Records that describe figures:

--------------------

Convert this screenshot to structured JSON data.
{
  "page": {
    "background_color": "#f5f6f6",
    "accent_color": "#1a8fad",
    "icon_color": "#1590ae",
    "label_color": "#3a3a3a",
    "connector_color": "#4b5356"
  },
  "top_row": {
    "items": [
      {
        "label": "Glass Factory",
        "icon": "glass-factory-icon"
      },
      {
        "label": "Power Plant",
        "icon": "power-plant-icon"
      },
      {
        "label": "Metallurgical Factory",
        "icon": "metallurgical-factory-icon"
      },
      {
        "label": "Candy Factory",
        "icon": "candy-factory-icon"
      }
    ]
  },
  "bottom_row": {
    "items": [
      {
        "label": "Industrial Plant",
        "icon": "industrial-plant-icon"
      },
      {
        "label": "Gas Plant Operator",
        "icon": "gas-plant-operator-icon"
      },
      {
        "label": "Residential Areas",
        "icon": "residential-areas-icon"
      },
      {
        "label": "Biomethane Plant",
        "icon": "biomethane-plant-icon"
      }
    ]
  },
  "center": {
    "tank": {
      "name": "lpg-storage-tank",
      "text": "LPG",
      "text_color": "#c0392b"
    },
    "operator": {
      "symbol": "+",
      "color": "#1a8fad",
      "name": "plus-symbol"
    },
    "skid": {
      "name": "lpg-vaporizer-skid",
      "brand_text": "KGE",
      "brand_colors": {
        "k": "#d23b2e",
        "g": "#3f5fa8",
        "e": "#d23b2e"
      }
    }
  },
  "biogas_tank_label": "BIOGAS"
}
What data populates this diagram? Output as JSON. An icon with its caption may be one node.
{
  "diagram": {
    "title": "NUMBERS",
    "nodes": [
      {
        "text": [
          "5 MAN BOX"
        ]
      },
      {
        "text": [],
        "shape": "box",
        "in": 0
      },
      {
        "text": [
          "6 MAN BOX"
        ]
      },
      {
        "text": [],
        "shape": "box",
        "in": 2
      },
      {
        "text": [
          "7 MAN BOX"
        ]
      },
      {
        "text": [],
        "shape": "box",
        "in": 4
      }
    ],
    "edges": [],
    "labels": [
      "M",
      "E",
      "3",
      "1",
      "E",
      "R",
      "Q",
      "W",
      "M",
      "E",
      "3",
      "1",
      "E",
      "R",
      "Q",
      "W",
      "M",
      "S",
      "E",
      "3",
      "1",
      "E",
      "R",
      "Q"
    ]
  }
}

--------------------

> Stated goal
In the entries above, identify each line that includes the string "diagram", then copy it.

> Task answer
What data populates this diagram? Output as JSON. An icon with its caption may be one node.
  "diagram": {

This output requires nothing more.